Every line with the string "İlçe" should be gathered.

## Listed records:
[start]

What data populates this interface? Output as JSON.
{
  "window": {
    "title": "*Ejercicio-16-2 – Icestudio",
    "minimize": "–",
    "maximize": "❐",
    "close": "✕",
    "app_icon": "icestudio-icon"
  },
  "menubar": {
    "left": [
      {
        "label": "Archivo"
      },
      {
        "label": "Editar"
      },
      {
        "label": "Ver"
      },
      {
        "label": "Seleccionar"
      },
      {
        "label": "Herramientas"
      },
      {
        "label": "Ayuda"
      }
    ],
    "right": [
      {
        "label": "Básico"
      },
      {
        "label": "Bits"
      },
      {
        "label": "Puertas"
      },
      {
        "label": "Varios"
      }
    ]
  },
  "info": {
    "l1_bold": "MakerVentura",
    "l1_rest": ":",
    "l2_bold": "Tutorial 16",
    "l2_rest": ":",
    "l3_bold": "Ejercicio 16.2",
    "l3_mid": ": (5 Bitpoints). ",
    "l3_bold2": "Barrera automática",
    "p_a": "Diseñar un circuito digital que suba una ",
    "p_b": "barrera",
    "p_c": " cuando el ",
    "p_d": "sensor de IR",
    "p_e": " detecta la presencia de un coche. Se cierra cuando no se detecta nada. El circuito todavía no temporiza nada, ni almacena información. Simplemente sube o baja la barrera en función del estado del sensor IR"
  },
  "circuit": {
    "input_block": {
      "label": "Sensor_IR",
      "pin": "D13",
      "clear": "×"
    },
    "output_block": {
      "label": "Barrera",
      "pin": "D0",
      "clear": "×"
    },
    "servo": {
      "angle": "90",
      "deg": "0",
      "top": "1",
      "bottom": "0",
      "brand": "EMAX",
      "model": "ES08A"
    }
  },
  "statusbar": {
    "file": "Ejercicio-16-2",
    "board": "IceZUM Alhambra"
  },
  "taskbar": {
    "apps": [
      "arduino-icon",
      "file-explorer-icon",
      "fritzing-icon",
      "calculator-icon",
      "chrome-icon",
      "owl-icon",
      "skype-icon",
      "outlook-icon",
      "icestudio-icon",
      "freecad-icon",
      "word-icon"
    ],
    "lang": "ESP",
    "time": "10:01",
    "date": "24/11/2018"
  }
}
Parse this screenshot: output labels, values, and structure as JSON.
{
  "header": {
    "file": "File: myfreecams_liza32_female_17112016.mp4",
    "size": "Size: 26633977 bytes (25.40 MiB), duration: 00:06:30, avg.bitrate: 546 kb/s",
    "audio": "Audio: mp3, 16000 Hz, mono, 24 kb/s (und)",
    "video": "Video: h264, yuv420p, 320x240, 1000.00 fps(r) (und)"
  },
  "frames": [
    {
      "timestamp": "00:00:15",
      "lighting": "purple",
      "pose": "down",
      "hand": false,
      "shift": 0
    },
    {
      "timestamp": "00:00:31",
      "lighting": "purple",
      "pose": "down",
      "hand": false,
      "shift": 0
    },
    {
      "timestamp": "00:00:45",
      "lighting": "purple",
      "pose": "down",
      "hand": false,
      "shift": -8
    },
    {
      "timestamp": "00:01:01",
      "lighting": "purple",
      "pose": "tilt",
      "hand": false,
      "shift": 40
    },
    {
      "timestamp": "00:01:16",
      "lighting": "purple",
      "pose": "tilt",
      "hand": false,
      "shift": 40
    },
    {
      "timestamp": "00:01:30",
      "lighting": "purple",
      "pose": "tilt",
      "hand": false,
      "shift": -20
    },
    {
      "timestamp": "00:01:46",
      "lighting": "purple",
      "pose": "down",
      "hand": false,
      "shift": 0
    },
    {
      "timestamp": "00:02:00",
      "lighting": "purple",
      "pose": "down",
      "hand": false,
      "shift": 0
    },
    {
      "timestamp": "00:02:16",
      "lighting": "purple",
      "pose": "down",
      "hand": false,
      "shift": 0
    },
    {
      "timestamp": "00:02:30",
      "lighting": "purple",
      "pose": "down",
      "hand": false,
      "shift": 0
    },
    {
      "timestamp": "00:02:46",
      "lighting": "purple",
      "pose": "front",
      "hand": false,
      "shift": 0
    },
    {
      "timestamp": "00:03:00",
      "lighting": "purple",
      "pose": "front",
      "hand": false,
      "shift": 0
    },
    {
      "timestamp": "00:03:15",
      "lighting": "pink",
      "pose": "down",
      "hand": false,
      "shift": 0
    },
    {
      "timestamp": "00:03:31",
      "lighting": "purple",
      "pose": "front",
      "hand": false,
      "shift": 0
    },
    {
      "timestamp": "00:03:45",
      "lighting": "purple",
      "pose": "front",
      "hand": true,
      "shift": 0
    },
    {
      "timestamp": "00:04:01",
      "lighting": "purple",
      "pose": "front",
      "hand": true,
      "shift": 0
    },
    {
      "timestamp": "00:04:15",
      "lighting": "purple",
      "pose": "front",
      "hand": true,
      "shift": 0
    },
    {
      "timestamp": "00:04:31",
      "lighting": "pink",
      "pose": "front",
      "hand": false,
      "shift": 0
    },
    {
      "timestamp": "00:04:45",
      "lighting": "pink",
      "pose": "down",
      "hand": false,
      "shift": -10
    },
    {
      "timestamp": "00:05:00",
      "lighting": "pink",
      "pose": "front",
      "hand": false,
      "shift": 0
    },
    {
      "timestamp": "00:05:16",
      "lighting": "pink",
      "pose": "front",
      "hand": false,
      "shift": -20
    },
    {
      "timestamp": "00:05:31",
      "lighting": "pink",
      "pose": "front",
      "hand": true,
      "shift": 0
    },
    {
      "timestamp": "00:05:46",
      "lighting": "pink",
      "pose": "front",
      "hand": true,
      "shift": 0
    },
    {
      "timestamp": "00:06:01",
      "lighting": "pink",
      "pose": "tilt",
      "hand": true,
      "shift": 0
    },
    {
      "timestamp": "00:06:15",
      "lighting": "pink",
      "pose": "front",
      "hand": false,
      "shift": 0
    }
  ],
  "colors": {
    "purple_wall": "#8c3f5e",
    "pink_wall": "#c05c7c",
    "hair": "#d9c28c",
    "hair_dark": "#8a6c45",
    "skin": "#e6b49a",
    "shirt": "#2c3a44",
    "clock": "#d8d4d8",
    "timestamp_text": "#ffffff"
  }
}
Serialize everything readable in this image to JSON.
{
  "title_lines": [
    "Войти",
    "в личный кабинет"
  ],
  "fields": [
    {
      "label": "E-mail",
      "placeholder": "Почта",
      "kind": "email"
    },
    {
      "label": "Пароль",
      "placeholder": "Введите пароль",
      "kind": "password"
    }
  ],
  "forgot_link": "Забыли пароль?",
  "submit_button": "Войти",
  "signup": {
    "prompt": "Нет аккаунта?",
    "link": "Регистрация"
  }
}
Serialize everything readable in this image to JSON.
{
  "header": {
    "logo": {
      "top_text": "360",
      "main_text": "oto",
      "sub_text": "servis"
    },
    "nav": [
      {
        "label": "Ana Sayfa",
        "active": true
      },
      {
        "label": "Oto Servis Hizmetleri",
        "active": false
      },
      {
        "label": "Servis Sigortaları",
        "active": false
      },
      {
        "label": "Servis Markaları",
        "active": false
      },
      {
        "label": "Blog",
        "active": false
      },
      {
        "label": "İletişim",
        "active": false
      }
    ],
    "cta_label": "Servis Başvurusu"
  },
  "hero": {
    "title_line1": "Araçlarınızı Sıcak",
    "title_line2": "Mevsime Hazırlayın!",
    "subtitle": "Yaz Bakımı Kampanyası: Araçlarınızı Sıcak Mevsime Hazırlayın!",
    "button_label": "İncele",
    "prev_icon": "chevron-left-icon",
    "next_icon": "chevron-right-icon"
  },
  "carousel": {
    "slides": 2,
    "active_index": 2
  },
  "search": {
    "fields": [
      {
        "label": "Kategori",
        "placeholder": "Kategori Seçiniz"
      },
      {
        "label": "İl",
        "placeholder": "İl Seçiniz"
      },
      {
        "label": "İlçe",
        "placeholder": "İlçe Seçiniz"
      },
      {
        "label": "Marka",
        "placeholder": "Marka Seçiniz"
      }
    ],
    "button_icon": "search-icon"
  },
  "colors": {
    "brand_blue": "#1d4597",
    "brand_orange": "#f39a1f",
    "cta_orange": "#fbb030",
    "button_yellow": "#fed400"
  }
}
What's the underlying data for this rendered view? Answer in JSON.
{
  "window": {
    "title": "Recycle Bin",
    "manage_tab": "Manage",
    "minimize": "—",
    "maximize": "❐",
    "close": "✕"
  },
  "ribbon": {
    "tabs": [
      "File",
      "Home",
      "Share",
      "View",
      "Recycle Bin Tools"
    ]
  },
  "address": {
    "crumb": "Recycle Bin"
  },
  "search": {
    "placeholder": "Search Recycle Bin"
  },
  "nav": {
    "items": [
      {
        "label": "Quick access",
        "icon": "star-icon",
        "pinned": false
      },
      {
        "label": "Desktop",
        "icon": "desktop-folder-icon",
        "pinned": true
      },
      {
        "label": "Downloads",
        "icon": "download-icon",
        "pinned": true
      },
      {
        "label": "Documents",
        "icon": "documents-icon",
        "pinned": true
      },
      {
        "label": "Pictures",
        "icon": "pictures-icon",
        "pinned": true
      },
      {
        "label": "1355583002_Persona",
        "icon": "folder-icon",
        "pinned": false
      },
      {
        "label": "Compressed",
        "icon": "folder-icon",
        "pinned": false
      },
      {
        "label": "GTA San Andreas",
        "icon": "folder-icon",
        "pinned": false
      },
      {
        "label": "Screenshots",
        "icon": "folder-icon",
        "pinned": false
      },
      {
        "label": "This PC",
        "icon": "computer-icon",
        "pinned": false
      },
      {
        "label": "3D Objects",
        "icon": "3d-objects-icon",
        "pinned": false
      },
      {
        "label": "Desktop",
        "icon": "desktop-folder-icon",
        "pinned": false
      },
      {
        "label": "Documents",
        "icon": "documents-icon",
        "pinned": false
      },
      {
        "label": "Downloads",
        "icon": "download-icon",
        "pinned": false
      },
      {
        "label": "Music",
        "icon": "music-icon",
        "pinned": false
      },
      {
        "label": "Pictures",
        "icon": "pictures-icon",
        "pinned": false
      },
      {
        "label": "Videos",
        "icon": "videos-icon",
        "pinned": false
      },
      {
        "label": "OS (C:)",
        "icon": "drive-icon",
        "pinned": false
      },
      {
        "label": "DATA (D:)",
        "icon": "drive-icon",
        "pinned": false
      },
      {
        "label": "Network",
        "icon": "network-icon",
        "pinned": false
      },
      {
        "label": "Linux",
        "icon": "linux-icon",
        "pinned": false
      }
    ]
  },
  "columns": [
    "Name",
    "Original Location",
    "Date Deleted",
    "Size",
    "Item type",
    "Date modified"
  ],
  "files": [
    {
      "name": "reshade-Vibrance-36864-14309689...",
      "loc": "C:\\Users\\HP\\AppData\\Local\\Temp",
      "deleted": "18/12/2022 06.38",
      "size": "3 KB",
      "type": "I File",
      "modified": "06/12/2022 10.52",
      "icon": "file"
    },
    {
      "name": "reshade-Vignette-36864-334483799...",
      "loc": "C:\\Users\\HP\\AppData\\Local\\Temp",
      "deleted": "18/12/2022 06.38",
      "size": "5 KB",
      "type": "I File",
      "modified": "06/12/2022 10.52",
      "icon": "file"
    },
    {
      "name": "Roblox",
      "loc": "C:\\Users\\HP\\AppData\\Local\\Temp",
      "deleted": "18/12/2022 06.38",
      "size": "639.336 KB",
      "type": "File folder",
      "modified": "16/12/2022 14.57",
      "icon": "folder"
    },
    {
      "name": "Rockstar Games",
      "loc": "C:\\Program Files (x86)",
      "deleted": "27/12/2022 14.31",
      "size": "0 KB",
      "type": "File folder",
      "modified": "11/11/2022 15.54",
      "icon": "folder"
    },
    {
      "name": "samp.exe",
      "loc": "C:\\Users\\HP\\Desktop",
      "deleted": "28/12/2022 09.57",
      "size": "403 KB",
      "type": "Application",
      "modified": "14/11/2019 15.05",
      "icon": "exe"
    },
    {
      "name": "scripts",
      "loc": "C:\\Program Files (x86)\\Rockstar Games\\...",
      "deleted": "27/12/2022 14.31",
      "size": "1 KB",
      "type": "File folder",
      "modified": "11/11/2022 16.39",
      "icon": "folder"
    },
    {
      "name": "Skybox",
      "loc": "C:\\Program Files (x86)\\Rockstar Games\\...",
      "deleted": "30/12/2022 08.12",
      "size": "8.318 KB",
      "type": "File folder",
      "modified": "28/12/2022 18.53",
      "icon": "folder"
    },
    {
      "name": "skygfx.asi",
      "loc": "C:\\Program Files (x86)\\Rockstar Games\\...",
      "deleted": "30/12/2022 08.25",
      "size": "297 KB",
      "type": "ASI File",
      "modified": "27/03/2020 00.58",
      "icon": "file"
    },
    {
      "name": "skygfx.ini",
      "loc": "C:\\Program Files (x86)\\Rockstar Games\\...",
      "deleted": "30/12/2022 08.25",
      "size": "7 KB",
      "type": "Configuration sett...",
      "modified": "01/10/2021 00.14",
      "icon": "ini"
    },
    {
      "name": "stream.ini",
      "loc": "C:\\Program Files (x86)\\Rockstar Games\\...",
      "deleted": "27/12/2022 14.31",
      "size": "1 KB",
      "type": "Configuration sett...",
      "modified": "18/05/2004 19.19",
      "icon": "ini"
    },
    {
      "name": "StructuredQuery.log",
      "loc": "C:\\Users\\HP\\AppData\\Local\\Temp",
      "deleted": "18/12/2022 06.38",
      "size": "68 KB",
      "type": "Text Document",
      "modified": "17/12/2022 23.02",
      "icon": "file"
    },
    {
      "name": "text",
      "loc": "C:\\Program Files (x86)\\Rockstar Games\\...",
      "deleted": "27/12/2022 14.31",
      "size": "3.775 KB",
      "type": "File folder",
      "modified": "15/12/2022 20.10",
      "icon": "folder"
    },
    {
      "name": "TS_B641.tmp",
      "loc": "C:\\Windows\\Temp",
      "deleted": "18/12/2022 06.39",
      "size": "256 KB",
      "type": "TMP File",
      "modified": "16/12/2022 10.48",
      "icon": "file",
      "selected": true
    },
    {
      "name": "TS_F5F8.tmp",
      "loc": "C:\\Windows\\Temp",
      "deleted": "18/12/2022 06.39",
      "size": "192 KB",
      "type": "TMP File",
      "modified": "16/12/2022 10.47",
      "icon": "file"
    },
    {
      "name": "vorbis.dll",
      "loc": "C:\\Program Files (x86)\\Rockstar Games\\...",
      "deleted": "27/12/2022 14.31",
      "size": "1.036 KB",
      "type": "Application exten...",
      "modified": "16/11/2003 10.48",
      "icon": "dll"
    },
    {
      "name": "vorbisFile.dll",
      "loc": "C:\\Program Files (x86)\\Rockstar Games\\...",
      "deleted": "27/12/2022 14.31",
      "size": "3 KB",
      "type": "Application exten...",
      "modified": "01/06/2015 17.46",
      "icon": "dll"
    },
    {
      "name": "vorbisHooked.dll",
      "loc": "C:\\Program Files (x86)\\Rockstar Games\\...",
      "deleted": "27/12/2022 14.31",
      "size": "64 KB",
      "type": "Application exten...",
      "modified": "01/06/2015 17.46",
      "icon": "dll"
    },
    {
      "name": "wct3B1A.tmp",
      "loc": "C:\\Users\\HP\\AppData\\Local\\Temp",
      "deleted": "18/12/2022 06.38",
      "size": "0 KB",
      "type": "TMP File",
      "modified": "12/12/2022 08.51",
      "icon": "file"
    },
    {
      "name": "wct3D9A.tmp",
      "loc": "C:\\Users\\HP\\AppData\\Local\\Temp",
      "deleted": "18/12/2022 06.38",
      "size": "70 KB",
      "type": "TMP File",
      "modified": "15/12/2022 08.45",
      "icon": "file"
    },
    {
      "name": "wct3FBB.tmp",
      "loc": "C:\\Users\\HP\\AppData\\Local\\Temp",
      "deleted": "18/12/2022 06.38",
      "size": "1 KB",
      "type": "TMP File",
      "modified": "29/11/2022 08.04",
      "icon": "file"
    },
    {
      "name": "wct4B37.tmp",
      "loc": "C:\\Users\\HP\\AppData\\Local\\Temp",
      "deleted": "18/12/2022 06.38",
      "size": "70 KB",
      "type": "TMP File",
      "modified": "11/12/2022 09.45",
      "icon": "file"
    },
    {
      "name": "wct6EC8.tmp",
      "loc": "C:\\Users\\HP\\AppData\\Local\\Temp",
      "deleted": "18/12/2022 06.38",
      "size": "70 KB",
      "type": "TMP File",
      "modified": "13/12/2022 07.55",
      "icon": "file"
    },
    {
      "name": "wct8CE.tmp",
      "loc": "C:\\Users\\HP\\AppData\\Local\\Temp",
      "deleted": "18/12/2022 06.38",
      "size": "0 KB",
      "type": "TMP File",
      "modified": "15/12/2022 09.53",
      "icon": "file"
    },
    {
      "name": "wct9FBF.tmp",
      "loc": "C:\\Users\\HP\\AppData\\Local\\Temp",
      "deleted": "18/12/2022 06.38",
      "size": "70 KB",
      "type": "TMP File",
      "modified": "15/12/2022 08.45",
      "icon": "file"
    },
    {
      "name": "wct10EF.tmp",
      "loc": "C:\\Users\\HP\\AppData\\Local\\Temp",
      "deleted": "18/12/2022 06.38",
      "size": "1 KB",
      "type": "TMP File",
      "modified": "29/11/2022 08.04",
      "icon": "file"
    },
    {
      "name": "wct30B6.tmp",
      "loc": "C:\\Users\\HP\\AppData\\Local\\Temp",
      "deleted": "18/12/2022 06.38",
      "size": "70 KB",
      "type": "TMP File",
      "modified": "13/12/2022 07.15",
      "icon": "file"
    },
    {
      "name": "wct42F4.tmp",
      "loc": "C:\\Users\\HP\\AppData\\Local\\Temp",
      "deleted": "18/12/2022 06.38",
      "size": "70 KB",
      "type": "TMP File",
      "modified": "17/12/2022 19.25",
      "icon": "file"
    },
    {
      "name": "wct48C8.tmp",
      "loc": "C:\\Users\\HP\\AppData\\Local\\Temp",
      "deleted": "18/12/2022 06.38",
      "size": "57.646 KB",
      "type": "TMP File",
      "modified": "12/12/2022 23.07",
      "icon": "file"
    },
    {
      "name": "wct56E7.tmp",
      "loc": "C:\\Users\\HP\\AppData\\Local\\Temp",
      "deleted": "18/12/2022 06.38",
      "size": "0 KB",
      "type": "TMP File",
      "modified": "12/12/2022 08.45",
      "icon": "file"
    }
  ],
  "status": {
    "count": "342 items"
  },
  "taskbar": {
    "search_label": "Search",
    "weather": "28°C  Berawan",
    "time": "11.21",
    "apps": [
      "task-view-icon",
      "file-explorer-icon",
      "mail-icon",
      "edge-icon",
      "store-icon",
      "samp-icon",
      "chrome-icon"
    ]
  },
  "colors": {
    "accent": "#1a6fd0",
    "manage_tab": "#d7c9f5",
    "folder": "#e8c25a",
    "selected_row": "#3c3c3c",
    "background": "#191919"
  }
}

[end]

## Solved problem:
        "label": "İlçe",
        "placeholder": "İlçe Seçiniz"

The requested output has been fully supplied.